_Extracted data entries_:
══════
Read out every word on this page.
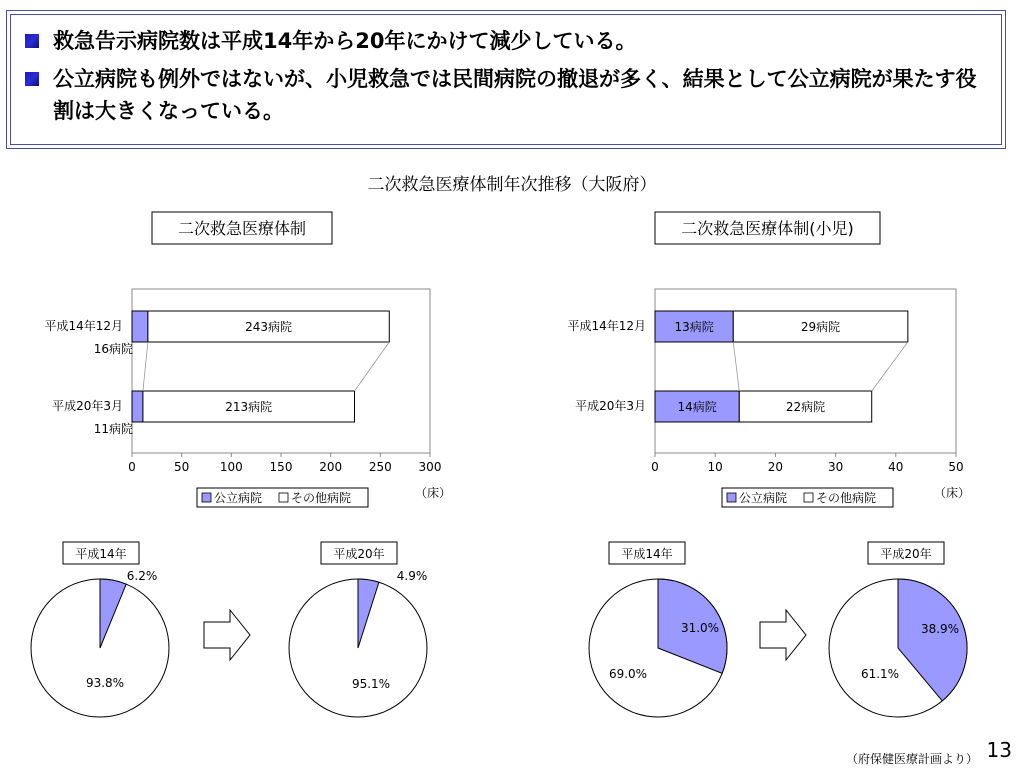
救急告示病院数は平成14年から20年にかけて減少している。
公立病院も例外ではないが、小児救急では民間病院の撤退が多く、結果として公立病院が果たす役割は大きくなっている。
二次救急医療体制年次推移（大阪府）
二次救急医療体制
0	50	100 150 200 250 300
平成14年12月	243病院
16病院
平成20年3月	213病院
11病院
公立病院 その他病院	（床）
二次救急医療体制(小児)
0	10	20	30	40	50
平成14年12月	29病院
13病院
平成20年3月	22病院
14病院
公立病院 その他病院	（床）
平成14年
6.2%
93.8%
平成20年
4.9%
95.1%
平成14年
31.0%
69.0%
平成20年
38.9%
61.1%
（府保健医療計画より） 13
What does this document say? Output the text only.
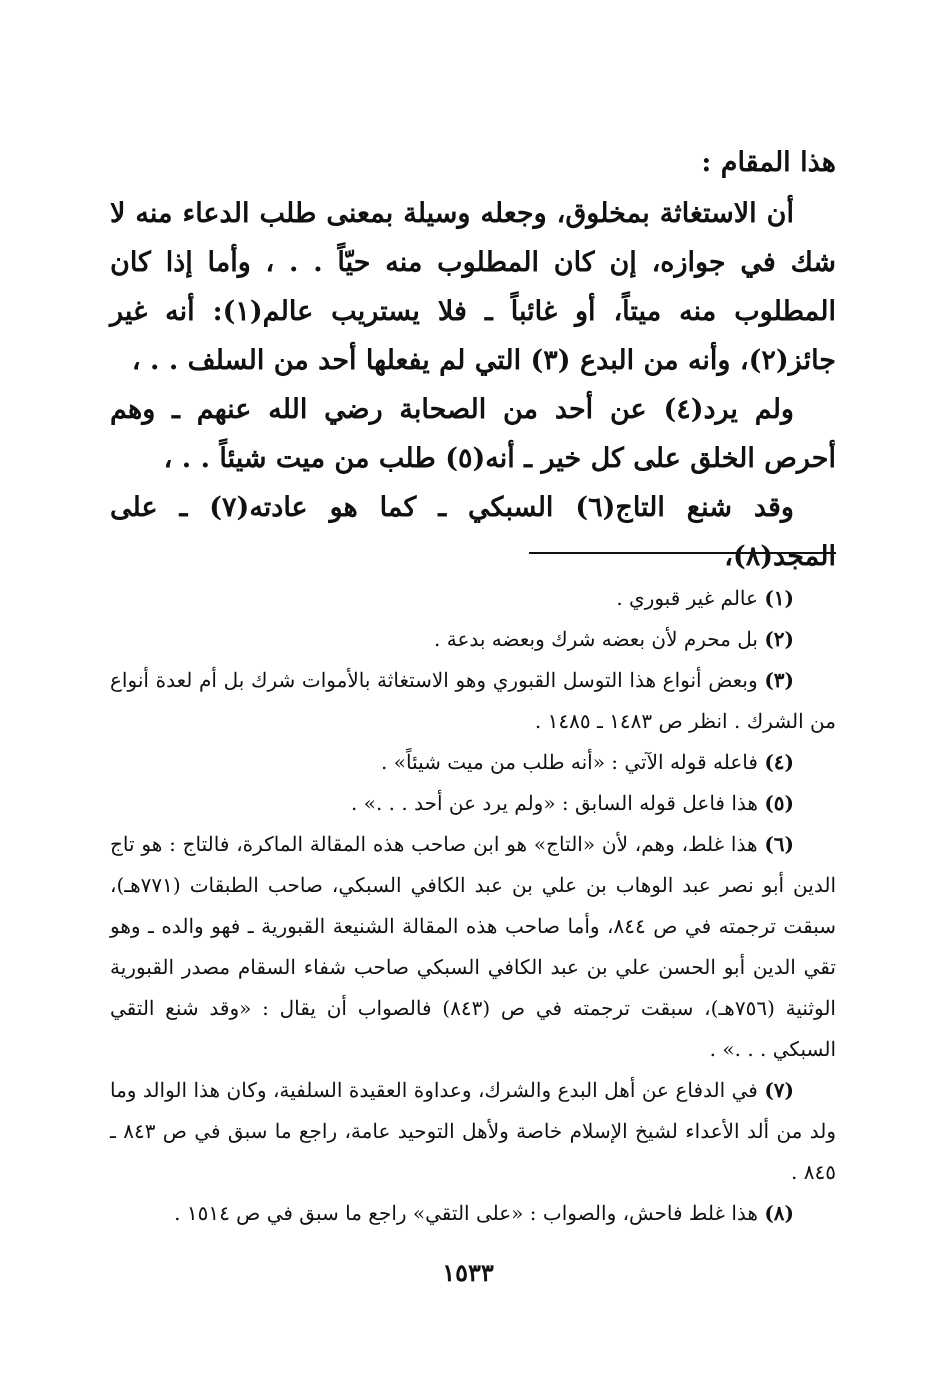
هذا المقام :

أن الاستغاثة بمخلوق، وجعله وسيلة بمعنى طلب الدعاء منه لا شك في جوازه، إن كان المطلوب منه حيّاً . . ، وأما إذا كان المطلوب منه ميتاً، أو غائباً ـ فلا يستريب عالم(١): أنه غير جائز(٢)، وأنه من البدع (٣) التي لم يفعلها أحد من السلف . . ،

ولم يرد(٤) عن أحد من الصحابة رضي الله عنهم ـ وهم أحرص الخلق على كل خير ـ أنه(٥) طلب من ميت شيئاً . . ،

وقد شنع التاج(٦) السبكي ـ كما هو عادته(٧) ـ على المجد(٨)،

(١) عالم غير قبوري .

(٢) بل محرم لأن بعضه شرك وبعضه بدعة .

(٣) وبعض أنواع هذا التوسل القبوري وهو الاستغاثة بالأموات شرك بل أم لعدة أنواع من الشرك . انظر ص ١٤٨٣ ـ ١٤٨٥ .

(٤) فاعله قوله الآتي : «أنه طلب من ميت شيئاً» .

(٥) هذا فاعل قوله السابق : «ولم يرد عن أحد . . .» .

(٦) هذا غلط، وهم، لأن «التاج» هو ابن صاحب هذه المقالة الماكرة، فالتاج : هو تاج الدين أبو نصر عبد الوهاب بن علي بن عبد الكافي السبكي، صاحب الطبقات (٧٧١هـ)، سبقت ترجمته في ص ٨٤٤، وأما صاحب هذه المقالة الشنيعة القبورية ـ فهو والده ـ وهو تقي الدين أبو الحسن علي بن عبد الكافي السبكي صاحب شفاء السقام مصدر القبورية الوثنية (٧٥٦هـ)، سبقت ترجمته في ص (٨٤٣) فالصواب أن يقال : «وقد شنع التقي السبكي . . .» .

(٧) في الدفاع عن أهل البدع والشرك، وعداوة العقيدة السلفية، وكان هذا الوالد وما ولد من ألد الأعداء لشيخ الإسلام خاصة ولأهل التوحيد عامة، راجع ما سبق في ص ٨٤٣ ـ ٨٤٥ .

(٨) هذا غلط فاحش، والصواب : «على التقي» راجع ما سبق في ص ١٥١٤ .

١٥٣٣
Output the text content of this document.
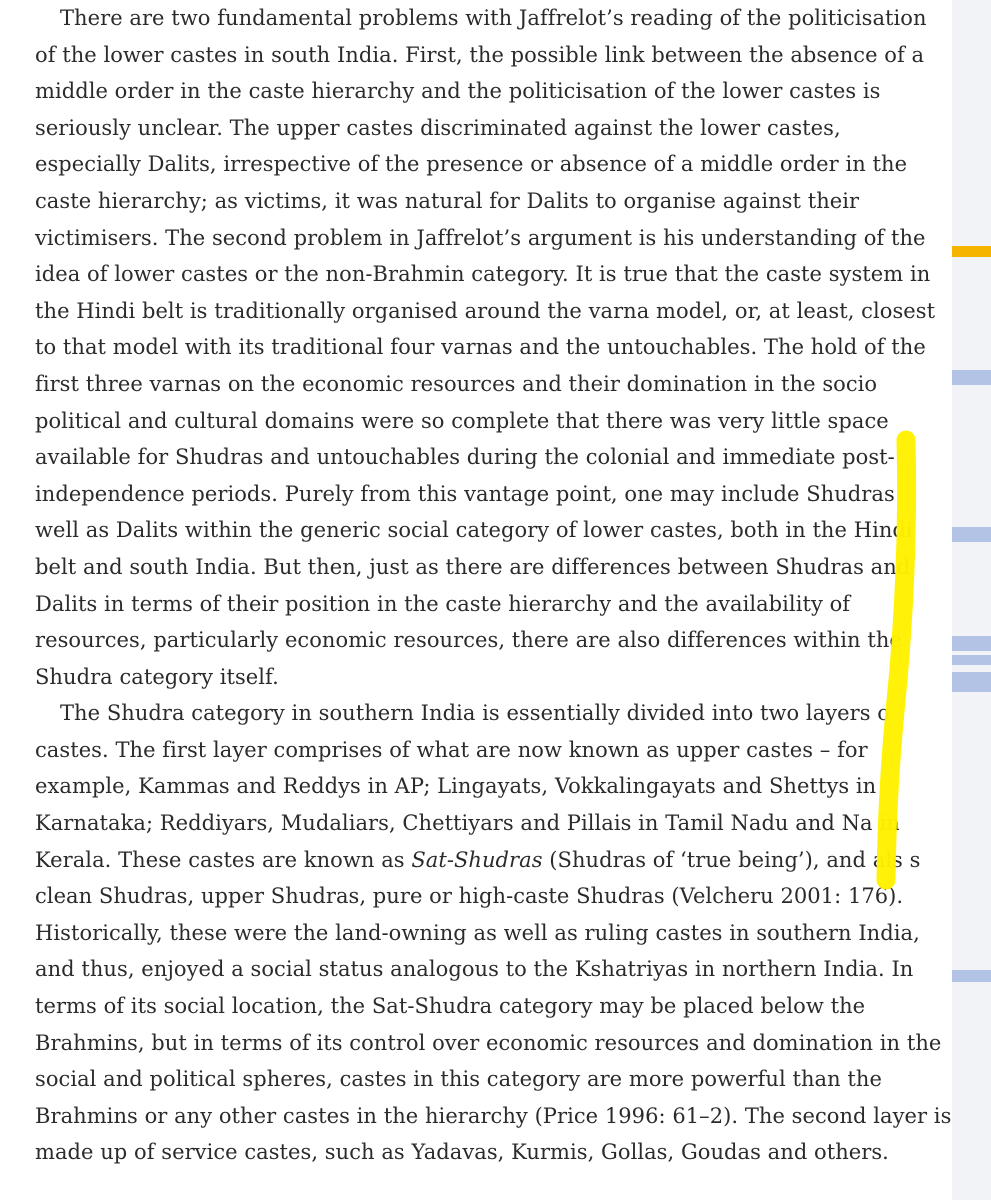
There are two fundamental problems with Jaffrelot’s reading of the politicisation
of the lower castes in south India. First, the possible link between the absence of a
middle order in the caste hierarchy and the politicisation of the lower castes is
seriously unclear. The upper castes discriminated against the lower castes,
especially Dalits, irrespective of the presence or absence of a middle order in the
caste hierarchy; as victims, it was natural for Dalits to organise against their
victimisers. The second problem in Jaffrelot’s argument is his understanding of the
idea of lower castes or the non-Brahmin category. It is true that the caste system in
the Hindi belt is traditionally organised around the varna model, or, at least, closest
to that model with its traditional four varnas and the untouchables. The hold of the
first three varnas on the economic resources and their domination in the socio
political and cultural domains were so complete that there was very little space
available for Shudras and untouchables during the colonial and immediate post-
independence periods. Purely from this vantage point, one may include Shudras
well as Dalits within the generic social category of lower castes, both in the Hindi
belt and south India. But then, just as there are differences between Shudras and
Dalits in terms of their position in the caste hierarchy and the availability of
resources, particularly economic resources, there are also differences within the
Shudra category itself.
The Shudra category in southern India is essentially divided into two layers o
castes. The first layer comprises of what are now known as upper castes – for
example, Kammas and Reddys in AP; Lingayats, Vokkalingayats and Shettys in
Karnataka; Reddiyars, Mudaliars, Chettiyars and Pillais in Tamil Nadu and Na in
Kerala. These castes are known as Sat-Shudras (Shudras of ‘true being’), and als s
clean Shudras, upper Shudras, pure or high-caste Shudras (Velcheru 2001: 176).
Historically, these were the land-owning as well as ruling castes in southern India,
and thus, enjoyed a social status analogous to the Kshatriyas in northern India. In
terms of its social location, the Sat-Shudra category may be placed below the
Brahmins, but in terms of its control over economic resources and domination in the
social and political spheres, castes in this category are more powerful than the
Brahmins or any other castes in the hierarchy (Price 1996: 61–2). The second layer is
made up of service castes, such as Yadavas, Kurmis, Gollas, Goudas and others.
══════
_SHORT PROBLEM_:
Keep the pictures out and write out the records exactly.

_REPLY_:
Read out every word on this page.
救急告示病院数は平成14年から20年にかけて減少している。
公立病院も例外ではないが、小児救急では民間病院の撤退が多く、結果として公立病院が果たす役割は大きくなっている。
二次救急医療体制年次推移（大阪府）
二次救急医療体制
0	50	100 150 200 250 300
平成14年12月	243病院
16病院
平成20年3月	213病院
11病院
公立病院 その他病院	（床）
二次救急医療体制(小児)
0	10	20	30	40	50
平成14年12月	29病院
13病院
平成20年3月	22病院
14病院
公立病院 その他病院	（床）
平成14年
6.2%
93.8%
平成20年
4.9%
95.1%
平成14年
31.0%
69.0%
平成20年
38.9%
61.1%
（府保健医療計画より） 13
What does this document say? Output the text only.
هذا المقام :

أن الاستغاثة بمخلوق، وجعله وسيلة بمعنى طلب الدعاء منه لا شك في جوازه، إن كان المطلوب منه حيّاً . . ، وأما إذا كان المطلوب منه ميتاً، أو غائباً ـ فلا يستريب عالم(١): أنه غير جائز(٢)، وأنه من البدع (٣) التي لم يفعلها أحد من السلف . . ،

ولم يرد(٤) عن أحد من الصحابة رضي الله عنهم ـ وهم أحرص الخلق على كل خير ـ أنه(٥) طلب من ميت شيئاً . . ،

وقد شنع التاج(٦) السبكي ـ كما هو عادته(٧) ـ على المجد(٨)،

(١) عالم غير قبوري .

(٢) بل محرم لأن بعضه شرك وبعضه بدعة .

(٣) وبعض أنواع هذا التوسل القبوري وهو الاستغاثة بالأموات شرك بل أم لعدة أنواع من الشرك . انظر ص ١٤٨٣ ـ ١٤٨٥ .

(٤) فاعله قوله الآتي : «أنه طلب من ميت شيئاً» .

(٥) هذا فاعل قوله السابق : «ولم يرد عن أحد . . .» .

(٦) هذا غلط، وهم، لأن «التاج» هو ابن صاحب هذه المقالة الماكرة، فالتاج : هو تاج الدين أبو نصر عبد الوهاب بن علي بن عبد الكافي السبكي، صاحب الطبقات (٧٧١هـ)، سبقت ترجمته في ص ٨٤٤، وأما صاحب هذه المقالة الشنيعة القبورية ـ فهو والده ـ وهو تقي الدين أبو الحسن علي بن عبد الكافي السبكي صاحب شفاء السقام مصدر القبورية الوثنية (٧٥٦هـ)، سبقت ترجمته في ص (٨٤٣) فالصواب أن يقال : «وقد شنع التقي السبكي . . .» .

(٧) في الدفاع عن أهل البدع والشرك، وعداوة العقيدة السلفية، وكان هذا الوالد وما ولد من ألد الأعداء لشيخ الإسلام خاصة ولأهل التوحيد عامة، راجع ما سبق في ص ٨٤٣ ـ ٨٤٥ .

(٨) هذا غلط فاحش، والصواب : «على التقي» راجع ما سبق في ص ١٥١٤ .

١٥٣٣
Output the text content of this document.
There are two fundamental problems with Jaffrelot’s reading of the politicisation
of the lower castes in south India. First, the possible link between the absence of a
middle order in the caste hierarchy and the politicisation of the lower castes is
seriously unclear. The upper castes discriminated against the lower castes,
especially Dalits, irrespective of the presence or absence of a middle order in the
caste hierarchy; as victims, it was natural for Dalits to organise against their
victimisers. The second problem in Jaffrelot’s argument is his understanding of the
idea of lower castes or the non-Brahmin category. It is true that the caste system in
the Hindi belt is traditionally organised around the varna model, or, at least, closest
to that model with its traditional four varnas and the untouchables. The hold of the
first three varnas on the economic resources and their domination in the socio
political and cultural domains were so complete that there was very little space
available for Shudras and untouchables during the colonial and immediate post-
independence periods. Purely from this vantage point, one may include Shudras
well as Dalits within the generic social category of lower castes, both in the Hindi
belt and south India. But then, just as there are differences between Shudras and
Dalits in terms of their position in the caste hierarchy and the availability of
resources, particularly economic resources, there are also differences within the
Shudra category itself.
The Shudra category in southern India is essentially divided into two layers o
castes. The first layer comprises of what are now known as upper castes – for
example, Kammas and Reddys in AP; Lingayats, Vokkalingayats and Shettys in
Karnataka; Reddiyars, Mudaliars, Chettiyars and Pillais in Tamil Nadu and Na in
Kerala. These castes are known as Sat-Shudras (Shudras of ‘true being’), and als s
clean Shudras, upper Shudras, pure or high-caste Shudras (Velcheru 2001: 176).
Historically, these were the land-owning as well as ruling castes in southern India,
and thus, enjoyed a social status analogous to the Kshatriyas in northern India. In
terms of its social location, the Sat-Shudra category may be placed below the
Brahmins, but in terms of its control over economic resources and domination in the
social and political spheres, castes in this category are more powerful than the
Brahmins or any other castes in the hierarchy (Price 1996: 61–2). The second layer is
made up of service castes, such as Yadavas, Kurmis, Gollas, Goudas and others.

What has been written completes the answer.